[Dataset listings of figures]

▬▬▬

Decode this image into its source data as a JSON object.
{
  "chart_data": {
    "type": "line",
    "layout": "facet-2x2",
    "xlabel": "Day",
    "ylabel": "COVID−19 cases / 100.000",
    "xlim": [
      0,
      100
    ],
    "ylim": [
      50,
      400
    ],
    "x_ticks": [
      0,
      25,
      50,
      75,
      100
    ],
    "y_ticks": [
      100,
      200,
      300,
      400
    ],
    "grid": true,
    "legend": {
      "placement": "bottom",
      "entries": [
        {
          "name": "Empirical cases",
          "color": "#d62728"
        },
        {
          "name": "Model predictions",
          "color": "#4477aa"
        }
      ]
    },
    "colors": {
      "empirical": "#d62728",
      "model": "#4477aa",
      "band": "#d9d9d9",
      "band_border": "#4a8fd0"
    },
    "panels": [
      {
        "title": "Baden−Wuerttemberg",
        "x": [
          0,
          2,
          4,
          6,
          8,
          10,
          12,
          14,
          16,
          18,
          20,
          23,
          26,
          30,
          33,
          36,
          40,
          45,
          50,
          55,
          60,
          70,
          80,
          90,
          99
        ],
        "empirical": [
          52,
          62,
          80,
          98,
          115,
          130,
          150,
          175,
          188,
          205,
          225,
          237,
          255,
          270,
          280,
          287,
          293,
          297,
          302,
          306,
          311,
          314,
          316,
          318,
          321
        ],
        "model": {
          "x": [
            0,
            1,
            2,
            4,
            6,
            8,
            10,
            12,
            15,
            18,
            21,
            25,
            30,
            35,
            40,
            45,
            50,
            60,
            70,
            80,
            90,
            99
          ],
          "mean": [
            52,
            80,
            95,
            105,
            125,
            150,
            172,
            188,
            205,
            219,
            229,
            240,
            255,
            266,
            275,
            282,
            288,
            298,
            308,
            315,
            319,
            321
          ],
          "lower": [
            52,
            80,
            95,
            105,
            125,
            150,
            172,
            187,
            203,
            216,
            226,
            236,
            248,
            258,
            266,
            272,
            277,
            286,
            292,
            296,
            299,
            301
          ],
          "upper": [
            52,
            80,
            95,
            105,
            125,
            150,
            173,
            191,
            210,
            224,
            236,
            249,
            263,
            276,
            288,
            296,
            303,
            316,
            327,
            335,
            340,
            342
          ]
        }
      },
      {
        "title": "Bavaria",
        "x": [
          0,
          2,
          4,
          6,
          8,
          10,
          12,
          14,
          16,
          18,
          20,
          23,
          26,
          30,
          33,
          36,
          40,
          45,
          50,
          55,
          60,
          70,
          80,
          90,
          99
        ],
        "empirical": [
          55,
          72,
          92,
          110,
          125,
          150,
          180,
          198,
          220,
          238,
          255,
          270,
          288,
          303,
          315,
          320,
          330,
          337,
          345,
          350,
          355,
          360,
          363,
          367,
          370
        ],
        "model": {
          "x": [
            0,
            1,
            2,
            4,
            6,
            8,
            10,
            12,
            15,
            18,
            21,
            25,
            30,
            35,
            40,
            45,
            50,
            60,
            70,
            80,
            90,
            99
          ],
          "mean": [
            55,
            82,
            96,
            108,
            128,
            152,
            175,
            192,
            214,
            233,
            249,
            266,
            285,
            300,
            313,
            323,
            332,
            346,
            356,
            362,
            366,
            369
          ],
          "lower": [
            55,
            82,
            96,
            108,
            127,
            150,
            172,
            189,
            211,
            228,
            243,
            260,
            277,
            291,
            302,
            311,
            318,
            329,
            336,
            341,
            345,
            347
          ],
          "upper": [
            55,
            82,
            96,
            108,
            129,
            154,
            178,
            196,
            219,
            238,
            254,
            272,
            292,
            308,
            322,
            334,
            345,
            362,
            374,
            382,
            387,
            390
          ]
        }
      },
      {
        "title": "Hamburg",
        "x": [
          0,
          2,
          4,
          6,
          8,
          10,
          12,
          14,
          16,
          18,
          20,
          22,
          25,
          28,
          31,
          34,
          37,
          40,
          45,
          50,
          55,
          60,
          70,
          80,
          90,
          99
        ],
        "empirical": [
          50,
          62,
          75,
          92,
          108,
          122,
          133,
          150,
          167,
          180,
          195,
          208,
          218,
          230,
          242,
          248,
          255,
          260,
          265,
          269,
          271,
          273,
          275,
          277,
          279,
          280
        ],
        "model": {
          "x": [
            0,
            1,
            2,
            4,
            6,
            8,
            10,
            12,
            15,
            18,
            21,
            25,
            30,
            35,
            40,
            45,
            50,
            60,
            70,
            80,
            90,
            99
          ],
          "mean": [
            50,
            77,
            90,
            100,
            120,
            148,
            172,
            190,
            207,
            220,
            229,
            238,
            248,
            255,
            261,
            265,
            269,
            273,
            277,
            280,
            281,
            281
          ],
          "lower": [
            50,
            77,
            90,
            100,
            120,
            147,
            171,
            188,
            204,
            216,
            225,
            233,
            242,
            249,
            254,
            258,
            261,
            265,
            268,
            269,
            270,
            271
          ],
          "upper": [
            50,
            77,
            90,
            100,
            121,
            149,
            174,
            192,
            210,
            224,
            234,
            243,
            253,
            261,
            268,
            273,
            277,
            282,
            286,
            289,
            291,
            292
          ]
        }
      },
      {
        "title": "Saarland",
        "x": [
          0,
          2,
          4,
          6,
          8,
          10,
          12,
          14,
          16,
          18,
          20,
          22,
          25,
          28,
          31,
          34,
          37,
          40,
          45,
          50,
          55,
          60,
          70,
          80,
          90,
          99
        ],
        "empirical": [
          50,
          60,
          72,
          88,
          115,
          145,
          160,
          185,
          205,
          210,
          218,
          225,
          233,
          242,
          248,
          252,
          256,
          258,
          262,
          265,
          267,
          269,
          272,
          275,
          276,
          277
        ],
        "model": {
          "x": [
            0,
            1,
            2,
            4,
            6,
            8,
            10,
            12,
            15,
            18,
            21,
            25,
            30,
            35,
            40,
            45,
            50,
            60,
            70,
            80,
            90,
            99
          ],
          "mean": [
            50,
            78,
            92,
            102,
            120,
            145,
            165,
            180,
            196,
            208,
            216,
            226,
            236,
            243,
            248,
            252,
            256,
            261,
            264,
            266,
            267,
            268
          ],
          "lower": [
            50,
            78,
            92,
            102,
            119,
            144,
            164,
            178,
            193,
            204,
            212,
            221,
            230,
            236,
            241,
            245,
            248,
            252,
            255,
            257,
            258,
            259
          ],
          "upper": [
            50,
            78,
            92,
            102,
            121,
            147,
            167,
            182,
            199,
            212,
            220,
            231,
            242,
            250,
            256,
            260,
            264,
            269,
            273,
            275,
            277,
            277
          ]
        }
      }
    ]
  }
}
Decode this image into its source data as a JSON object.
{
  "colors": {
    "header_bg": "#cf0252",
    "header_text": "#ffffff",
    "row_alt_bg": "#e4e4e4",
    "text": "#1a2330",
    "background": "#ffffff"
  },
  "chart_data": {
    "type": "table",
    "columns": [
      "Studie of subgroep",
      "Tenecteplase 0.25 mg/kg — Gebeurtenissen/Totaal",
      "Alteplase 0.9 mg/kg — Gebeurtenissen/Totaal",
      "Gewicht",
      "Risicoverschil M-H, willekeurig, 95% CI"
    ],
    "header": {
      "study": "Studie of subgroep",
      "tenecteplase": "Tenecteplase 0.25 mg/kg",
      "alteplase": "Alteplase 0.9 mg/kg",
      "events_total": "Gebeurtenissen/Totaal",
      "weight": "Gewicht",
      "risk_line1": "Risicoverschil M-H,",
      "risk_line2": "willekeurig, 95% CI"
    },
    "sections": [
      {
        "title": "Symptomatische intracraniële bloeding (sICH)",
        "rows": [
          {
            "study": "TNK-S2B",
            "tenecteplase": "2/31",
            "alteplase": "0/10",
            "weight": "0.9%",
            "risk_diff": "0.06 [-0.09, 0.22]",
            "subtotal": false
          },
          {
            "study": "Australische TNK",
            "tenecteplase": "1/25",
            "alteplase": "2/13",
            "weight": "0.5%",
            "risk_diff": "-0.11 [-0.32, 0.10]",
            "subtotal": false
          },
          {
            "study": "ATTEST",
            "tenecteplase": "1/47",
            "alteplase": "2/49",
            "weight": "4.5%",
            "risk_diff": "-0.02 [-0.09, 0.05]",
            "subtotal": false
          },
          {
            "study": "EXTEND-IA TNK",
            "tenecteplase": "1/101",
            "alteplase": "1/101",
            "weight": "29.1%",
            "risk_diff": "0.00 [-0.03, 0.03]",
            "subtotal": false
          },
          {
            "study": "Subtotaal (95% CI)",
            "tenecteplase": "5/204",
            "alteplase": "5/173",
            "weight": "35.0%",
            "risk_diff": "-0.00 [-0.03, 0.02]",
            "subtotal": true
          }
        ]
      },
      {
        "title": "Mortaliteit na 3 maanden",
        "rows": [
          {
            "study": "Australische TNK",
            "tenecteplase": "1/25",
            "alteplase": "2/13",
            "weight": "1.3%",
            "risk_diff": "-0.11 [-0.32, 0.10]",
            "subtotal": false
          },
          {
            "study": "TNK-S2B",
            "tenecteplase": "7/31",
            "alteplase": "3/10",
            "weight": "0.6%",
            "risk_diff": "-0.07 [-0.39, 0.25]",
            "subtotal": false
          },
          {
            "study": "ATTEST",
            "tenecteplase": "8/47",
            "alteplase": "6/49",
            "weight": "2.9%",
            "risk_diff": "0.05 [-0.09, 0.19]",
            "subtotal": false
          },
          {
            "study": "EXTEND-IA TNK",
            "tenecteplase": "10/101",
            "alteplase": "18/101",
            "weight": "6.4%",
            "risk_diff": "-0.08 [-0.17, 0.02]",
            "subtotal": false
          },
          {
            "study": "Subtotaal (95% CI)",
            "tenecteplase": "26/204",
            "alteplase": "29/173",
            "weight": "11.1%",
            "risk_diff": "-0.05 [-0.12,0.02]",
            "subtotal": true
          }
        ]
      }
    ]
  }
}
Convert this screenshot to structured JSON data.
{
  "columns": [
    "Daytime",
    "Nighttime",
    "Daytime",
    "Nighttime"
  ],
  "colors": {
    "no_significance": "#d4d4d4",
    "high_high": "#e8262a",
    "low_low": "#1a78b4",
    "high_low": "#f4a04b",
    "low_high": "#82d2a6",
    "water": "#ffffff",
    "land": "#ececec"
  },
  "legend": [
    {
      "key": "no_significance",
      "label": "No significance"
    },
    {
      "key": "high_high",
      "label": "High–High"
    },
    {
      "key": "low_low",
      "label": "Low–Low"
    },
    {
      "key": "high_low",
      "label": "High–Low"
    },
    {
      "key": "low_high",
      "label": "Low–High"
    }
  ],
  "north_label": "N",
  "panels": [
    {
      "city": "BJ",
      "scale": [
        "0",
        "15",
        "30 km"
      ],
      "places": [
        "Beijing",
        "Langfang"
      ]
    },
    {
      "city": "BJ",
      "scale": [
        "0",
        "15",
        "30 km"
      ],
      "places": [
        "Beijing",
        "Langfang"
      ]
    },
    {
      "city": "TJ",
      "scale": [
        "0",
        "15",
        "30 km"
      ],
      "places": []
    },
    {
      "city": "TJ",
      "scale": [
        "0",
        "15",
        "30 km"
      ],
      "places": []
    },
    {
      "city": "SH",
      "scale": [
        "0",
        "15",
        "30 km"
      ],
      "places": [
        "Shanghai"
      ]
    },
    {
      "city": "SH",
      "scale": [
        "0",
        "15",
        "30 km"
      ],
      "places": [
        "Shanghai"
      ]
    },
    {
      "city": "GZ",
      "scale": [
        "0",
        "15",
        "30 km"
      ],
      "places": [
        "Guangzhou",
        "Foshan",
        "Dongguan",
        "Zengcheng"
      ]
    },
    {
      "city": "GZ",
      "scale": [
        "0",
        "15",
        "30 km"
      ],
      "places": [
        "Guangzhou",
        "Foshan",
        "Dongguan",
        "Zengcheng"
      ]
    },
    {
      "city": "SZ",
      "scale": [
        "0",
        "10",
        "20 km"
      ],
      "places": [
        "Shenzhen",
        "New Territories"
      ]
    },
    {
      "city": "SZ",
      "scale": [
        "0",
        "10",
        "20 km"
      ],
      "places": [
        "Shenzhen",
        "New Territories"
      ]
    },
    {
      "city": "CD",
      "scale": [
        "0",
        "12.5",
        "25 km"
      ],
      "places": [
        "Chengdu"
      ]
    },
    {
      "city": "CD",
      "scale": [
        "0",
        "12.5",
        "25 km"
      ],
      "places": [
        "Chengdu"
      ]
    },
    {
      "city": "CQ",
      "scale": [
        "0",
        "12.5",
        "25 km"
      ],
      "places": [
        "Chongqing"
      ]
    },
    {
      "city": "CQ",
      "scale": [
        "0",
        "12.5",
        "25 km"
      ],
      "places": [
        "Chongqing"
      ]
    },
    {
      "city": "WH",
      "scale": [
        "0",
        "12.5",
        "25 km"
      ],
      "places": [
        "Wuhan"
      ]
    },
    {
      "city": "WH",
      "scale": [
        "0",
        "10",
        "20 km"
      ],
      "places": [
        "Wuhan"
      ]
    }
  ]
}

▬▬▬

_Task to complete_.
Answer with a single number: the count of lines holding the word "Risicoverschil".

_Task solution_.
2